** start Passage given **

SlideShare a Scribd company logo
Avoiding Full GCs with
MemStore-Local Allocation Buffers
                 Todd Lipcon
              todd@cloudera.com
Twitter: @tlipcon      #hbase IRC: tlipcon




            February 22, 2011
Outline

  Background

  HBase and GC

  A solution

  Summary
Intro / who am I?
     Been working on data stuff for a few years
     HBase, HDFS, MR committer
     Cloudera engineer since March ’09
Motivation
     HBase users want to use large heaps
         Bigger block caches make for better hit rates
         Bigger memstores make for larger and more
         efficient flushes
         Machines come with 24G-48G RAM
     But bigger heaps mean longer GC pauses
         Around 10 seconds/GB on my boxes.
         Several minute GC pauses wreak havoc
GC Disasters
   1. Client requests stalled
           1 minute “latency” is just as bad as unavailability
   2. ZooKeeper sessions stop pinging
           The dreaded “Juliet Pause” scenario
   3. Triggers all kinds of other nasty bugs
Yo Concurrent
   Mark-and-Sweep (CMS)!

What part of Concurrent didn’t
      you understand?

** end Passage given **
** start Stored rows **

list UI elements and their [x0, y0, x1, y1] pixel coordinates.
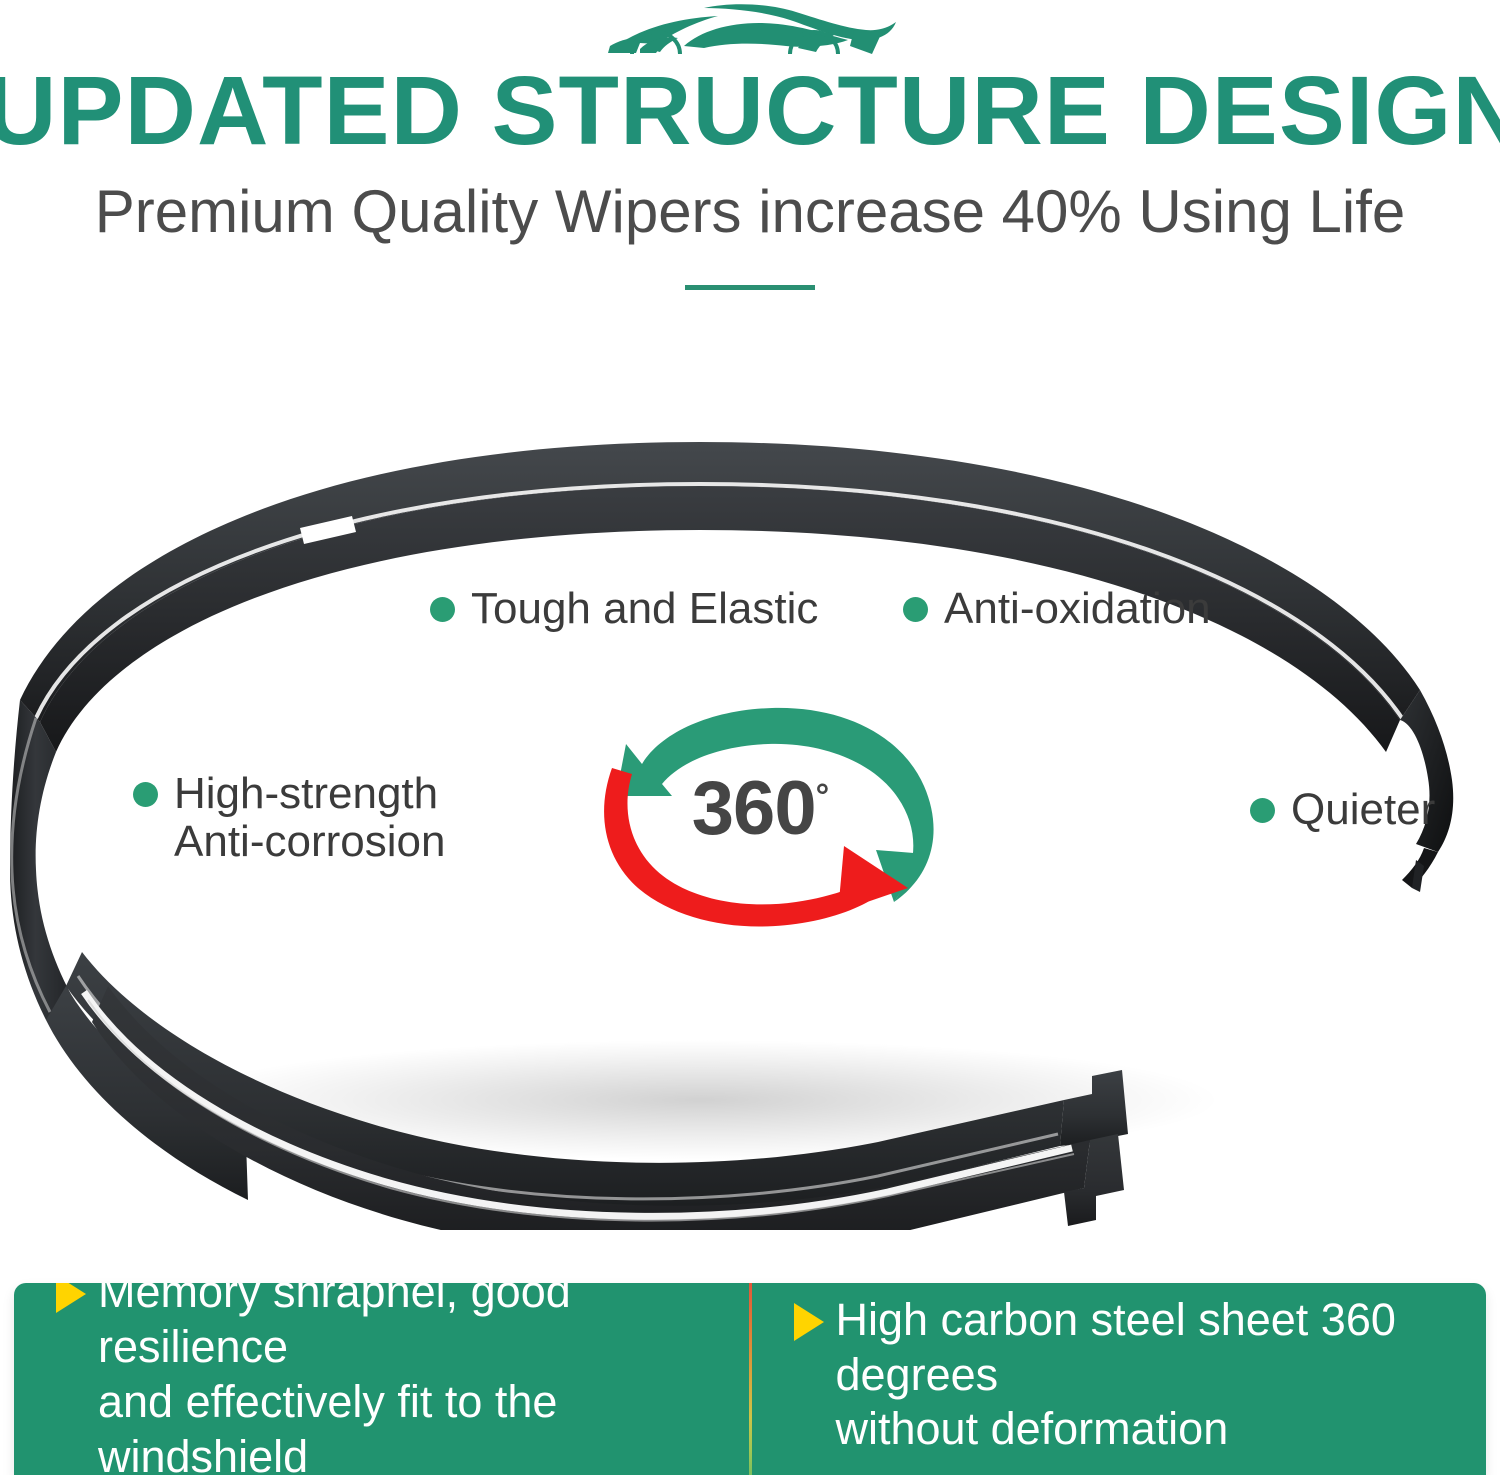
feature-callout-anti-oxidation: Anti-oxidation: [903, 585, 1211, 633]
rotation-arrows-icon: [576, 700, 956, 930]
bullet-dot-icon: [1250, 798, 1275, 823]
page-subtitle: Premium Quality Wipers increase 40% Usin…: [0, 180, 1500, 243]
feature-callout-quieter: Quieter: [1250, 786, 1435, 834]
bullet-dot-icon: [903, 597, 928, 622]
feature-callout-high-strength: High-strength Anti-corrosion: [133, 770, 445, 865]
feature-label: Anti-oxidation: [944, 585, 1211, 633]
page-title: UPDATED STRUCTURE DESIGN: [0, 62, 1500, 159]
bullet-dot-icon: [430, 597, 455, 622]
bullet-dot-icon: [133, 782, 158, 807]
banner-memory-shrapnel: Memory shrapnel, good resilience and eff…: [14, 1283, 749, 1475]
banner-text: High carbon steel sheet 360 degrees with…: [836, 1293, 1459, 1458]
feature-label: Quieter: [1291, 786, 1435, 834]
banner-high-carbon-steel: High carbon steel sheet 360 degrees with…: [752, 1283, 1487, 1475]
car-silhouette-logo-icon: [600, 2, 900, 64]
triangle-right-icon: [56, 1283, 86, 1313]
banner-text: Memory shrapnel, good resilience and eff…: [98, 1283, 721, 1475]
brand-logo: [0, 2, 1500, 64]
bottom-banner-bar: Memory shrapnel, good resilience and eff…: [14, 1283, 1486, 1475]
triangle-right-icon: [794, 1303, 824, 1341]
360-degree-badge: 360°: [576, 700, 956, 930]
feature-callout-tough-and-elastic: Tough and Elastic: [430, 585, 818, 633]
banner-inner: High carbon steel sheet 360 degrees with…: [794, 1293, 1459, 1458]
feature-label: Tough and Elastic: [471, 585, 818, 633]
feature-label: High-strength Anti-corrosion: [174, 770, 445, 865]
infographic-page: UPDATED STRUCTURE DESIGN Premium Quality…: [0, 0, 1500, 1475]
title-divider: [685, 285, 815, 290]
banner-inner: Memory shrapnel, good resilience and eff…: [56, 1283, 721, 1475]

** end Stored rows **

# Task list
a) In the HBase garbage-collection slides, about how long do GC pauses take per gigabyte on the presenter's machines?
b) Could you return the portion of the HBase garbage-collection slides starting at "Several minute GC" and ending at "you understand?", copied word for word?

# Response list
a) Around 10 seconds per GB.

b)
Several minute GC pauses wreak havoc
GC Disasters
   1. Client requests stalled
           1 minute “latency” is just as bad as unavailability
   2. ZooKeeper sessions stop pinging
           The dreaded “Juliet Pause” scenario
   3. Triggers all kinds of other nasty bugs
Yo Concurrent
   Mark-and-Sweep (CMS)!

What part of Concurrent didn’t
      you understand?